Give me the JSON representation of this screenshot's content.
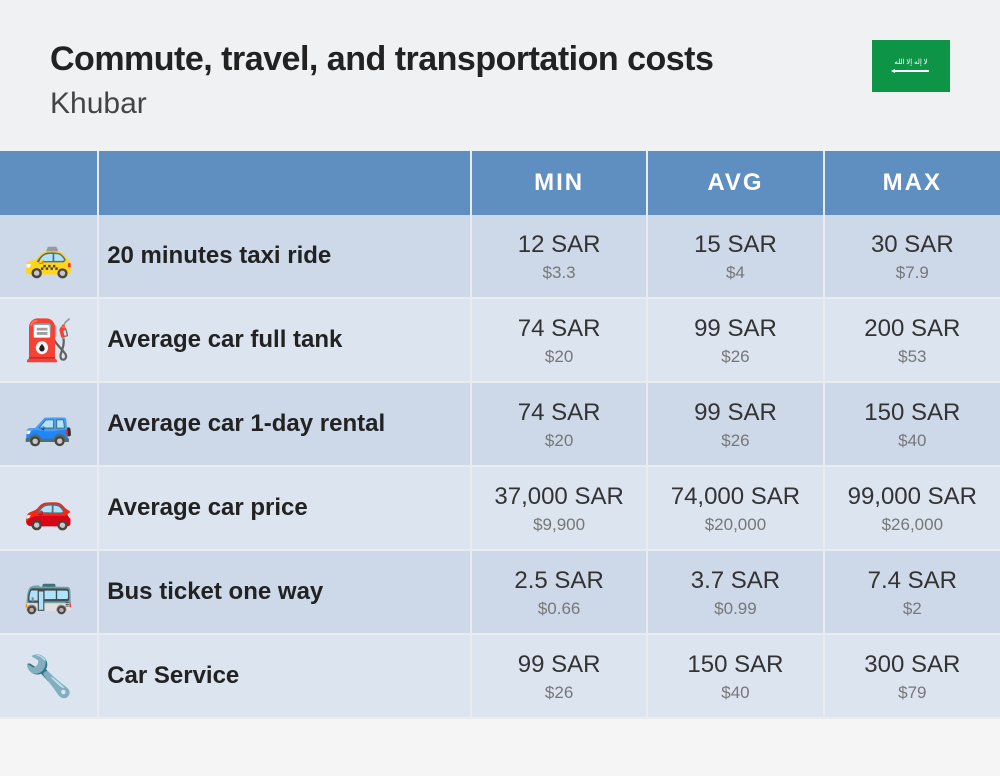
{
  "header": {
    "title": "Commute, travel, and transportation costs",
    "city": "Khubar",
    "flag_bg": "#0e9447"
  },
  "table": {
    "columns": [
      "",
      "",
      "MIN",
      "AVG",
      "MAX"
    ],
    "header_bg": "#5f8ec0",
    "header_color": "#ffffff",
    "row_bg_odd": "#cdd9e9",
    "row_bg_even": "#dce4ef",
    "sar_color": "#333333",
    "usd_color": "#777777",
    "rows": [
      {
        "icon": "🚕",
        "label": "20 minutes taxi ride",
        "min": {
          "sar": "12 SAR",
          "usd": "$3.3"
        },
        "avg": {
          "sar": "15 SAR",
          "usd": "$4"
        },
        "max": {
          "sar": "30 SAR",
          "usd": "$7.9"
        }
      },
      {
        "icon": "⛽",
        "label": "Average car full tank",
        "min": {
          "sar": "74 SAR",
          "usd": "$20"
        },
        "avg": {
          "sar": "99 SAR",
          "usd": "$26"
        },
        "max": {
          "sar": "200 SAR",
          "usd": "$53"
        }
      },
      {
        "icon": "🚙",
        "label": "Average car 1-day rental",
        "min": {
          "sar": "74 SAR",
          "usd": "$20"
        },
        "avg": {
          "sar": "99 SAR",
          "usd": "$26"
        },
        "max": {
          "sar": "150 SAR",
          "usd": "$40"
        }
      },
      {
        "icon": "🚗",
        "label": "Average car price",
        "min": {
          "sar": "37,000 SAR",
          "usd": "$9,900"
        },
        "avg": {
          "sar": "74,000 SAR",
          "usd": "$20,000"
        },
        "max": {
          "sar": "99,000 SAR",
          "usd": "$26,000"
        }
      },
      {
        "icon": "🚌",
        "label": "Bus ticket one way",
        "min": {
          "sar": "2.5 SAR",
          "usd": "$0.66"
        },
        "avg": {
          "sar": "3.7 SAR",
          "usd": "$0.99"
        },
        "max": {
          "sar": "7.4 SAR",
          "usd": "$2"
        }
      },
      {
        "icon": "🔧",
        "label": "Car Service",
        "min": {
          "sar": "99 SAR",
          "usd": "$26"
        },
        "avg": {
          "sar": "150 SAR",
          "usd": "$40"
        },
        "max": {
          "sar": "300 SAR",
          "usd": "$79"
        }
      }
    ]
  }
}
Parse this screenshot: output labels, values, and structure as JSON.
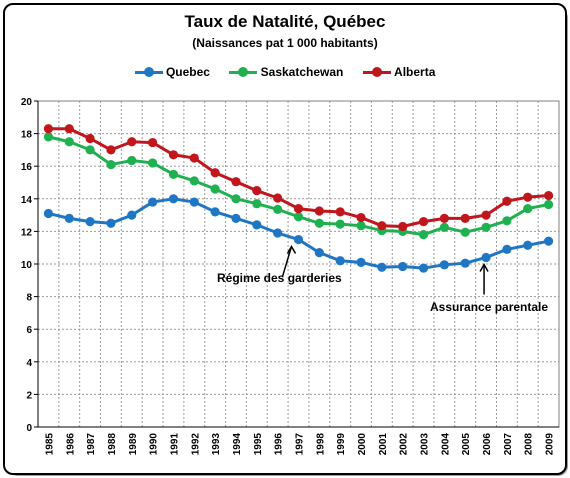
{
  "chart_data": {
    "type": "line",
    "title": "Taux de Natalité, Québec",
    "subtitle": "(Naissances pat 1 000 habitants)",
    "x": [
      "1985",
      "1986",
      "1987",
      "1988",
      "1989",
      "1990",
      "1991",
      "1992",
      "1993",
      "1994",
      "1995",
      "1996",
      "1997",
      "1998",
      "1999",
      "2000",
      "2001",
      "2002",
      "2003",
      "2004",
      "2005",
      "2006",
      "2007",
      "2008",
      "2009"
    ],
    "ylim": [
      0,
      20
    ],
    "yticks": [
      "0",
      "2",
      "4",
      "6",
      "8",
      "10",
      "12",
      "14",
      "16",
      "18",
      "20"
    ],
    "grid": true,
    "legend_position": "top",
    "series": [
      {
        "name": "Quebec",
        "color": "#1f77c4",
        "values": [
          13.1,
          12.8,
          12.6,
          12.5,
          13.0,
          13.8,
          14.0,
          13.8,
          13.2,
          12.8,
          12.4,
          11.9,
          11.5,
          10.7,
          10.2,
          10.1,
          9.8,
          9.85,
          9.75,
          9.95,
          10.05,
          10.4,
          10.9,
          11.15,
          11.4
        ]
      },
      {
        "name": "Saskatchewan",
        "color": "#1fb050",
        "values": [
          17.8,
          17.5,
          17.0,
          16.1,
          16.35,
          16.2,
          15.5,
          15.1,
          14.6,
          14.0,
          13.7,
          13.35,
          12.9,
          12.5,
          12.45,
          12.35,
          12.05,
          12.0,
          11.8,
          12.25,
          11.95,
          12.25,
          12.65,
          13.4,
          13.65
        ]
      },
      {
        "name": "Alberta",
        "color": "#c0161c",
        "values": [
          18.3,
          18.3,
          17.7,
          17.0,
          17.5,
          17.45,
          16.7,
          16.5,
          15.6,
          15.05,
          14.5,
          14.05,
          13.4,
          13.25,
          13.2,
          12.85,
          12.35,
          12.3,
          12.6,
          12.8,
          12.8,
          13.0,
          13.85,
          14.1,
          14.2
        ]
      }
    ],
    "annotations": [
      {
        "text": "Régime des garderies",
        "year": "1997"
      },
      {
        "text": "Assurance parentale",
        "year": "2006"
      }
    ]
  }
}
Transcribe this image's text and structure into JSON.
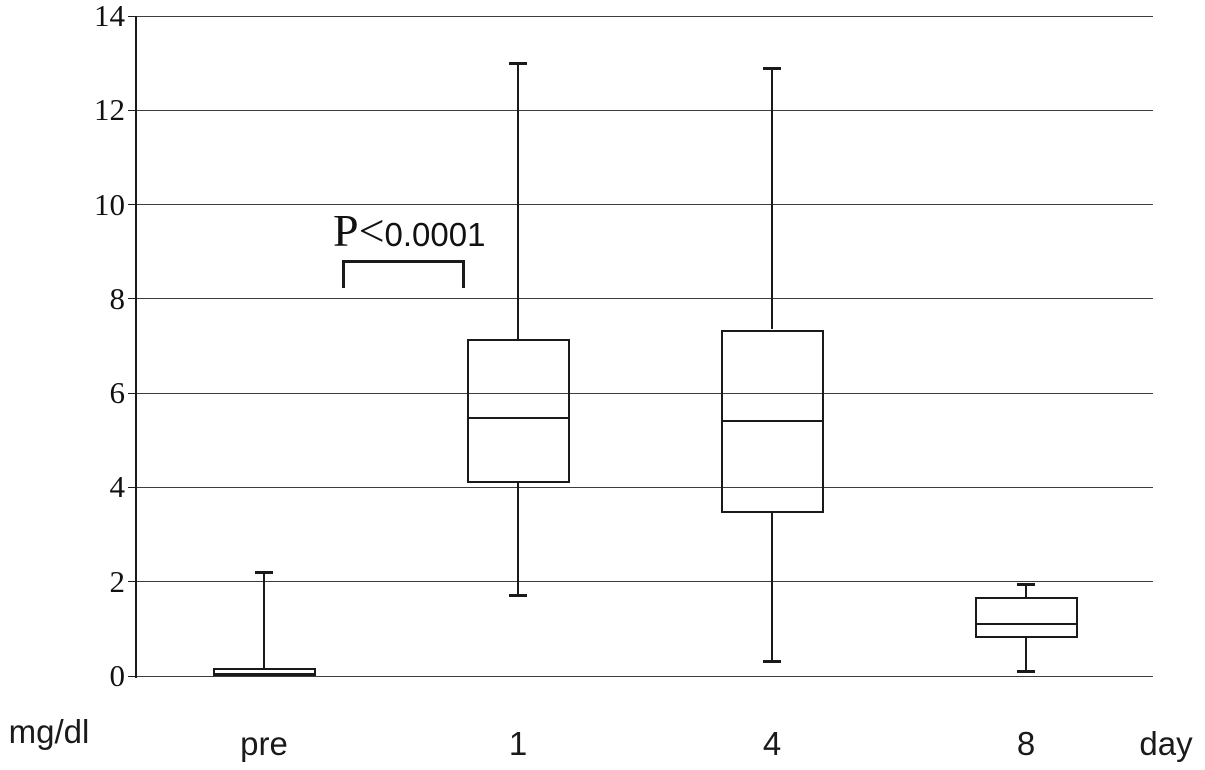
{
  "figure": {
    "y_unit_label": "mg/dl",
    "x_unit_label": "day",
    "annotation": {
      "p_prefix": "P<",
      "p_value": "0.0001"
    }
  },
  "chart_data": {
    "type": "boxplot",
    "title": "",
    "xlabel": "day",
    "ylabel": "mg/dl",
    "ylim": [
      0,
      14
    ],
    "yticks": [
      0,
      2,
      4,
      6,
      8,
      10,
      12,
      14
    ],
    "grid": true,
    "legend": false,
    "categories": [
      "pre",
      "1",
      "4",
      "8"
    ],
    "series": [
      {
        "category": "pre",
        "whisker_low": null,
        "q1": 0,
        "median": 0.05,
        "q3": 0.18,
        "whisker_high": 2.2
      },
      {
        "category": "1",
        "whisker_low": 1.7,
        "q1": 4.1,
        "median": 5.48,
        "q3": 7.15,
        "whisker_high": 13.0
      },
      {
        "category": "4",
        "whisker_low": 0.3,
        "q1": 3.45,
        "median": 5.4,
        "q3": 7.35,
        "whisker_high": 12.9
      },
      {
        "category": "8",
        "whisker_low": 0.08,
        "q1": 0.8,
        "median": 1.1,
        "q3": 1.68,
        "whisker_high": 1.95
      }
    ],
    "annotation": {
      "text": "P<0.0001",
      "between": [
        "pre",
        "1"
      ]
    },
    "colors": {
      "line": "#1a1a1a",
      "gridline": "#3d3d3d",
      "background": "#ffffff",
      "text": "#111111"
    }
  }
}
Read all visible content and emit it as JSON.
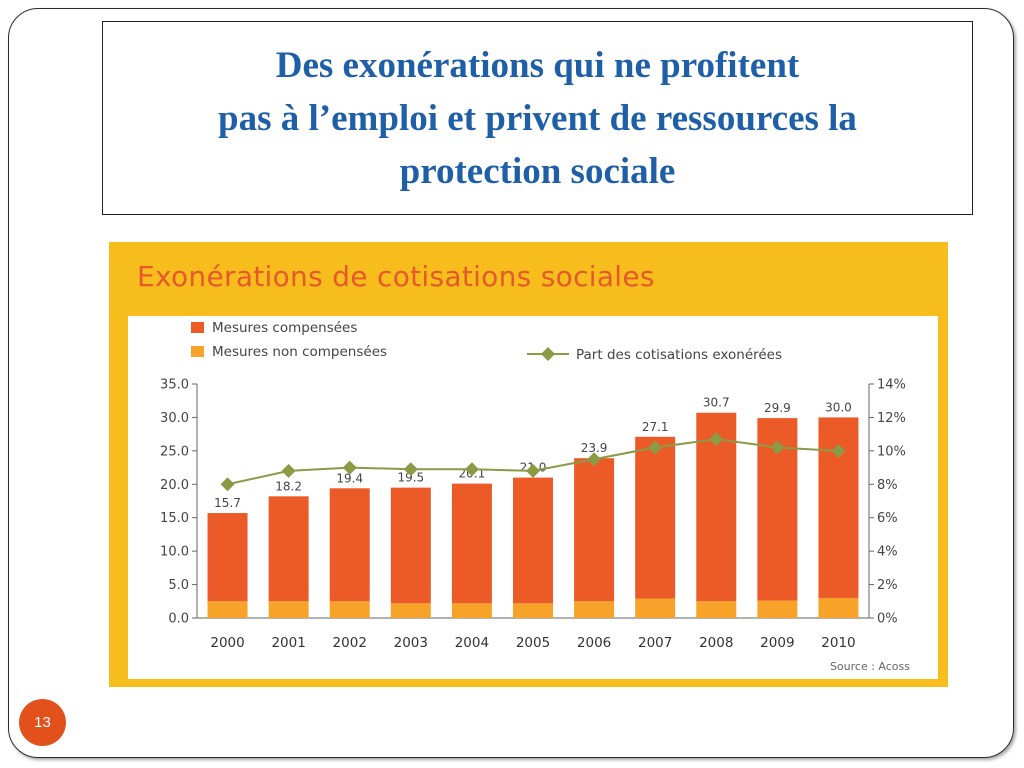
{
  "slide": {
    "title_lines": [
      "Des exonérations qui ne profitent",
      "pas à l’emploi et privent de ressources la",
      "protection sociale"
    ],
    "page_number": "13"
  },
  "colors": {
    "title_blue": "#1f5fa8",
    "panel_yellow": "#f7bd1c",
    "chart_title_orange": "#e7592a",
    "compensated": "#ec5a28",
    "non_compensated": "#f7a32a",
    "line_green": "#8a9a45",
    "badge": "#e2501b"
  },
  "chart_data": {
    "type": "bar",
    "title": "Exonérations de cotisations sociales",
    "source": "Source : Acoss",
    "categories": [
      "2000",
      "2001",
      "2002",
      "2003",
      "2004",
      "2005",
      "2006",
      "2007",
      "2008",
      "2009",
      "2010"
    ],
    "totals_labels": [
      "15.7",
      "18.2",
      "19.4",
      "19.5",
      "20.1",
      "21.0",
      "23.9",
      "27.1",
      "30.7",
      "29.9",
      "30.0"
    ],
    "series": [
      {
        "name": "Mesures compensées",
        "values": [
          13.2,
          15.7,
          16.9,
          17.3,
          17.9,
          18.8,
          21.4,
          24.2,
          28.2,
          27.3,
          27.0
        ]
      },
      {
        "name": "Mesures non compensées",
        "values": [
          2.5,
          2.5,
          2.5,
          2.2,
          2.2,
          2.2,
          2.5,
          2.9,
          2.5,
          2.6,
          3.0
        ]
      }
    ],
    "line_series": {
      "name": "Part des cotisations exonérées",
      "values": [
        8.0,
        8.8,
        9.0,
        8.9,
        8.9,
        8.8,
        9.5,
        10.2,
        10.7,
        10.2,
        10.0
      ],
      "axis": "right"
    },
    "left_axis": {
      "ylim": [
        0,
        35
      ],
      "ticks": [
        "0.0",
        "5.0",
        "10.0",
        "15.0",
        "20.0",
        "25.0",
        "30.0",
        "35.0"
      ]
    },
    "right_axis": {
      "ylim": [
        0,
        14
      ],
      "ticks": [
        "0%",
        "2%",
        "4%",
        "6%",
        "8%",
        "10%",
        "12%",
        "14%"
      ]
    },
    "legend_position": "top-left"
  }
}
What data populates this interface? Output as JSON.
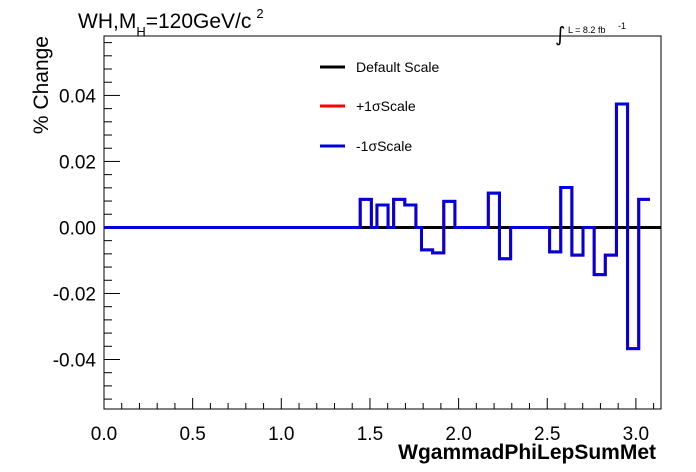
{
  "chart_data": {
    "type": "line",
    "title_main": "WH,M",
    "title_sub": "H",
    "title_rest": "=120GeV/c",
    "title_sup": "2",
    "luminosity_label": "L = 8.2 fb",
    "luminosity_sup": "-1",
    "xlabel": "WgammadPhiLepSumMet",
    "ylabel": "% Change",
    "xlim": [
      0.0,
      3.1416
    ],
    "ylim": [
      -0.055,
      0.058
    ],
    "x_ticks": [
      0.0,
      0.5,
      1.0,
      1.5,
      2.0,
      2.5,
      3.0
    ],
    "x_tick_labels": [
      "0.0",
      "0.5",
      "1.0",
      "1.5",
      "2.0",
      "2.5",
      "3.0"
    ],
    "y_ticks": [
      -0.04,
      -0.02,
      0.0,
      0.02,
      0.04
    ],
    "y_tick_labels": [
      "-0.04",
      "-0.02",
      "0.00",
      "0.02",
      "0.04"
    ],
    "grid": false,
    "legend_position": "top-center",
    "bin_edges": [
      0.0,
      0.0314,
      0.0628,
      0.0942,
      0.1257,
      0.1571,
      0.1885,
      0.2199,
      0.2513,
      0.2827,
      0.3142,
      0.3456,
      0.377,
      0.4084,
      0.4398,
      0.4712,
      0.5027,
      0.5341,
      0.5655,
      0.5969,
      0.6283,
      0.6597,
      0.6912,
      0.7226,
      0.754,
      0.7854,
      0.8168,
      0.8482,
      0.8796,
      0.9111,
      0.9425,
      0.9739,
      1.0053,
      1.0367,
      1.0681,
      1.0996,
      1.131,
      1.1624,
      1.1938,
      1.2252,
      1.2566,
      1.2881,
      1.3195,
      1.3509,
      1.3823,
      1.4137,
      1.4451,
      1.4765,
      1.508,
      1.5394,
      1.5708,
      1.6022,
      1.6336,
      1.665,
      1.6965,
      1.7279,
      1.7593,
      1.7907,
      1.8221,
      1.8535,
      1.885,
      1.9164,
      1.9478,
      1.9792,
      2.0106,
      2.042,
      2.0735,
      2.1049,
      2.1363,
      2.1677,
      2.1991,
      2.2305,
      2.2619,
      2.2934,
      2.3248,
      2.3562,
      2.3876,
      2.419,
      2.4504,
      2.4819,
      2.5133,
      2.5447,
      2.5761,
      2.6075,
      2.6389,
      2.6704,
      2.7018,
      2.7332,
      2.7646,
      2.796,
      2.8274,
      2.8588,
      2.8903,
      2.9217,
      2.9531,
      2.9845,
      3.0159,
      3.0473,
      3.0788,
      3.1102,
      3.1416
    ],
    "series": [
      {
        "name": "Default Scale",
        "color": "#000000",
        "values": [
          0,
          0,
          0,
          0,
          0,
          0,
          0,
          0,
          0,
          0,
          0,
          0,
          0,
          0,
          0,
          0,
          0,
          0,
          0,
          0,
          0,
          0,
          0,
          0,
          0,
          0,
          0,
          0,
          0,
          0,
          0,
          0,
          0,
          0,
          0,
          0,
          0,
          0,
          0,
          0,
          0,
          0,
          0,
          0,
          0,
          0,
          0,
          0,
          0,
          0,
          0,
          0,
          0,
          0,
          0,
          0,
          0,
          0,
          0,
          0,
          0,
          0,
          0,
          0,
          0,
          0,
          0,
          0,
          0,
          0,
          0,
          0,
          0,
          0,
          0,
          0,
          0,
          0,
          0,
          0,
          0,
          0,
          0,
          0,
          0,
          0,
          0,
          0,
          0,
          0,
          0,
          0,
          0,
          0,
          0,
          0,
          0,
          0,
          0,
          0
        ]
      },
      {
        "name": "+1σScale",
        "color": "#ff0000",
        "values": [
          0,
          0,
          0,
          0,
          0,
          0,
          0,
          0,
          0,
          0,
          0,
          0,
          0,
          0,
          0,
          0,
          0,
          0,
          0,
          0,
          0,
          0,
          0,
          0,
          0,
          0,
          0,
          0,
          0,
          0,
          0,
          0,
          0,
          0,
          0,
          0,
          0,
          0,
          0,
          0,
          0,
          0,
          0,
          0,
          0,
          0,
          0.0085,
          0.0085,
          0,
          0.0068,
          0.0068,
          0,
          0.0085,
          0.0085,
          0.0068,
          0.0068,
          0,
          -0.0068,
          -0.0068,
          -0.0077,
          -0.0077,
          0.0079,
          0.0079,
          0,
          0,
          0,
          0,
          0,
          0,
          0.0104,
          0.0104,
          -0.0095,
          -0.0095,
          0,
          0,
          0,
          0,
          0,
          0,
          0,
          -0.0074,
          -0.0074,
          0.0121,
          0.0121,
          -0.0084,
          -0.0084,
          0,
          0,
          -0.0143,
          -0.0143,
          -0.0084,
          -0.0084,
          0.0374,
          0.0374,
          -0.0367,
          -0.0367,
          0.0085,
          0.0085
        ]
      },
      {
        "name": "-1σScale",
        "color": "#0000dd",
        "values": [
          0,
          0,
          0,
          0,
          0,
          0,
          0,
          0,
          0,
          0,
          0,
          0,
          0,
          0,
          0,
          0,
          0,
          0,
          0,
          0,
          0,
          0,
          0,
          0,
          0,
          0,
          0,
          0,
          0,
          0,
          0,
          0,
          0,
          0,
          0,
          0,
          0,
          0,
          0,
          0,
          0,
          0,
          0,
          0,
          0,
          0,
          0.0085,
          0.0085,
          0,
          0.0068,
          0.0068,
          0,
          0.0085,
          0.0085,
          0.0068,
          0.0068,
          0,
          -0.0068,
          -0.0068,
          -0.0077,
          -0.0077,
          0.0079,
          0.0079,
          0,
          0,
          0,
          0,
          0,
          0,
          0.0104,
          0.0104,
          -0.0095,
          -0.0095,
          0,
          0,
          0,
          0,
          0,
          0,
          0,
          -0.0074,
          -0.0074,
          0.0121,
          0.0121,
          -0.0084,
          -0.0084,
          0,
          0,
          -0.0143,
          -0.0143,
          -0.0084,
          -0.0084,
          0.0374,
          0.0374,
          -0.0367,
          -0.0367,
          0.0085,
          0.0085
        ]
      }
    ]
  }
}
•••
- TASK REQUIREMENTS
Count each line of the data where the word "name" appears, then reply with the total only.

- ANSWER TO THIS EXERCISE
9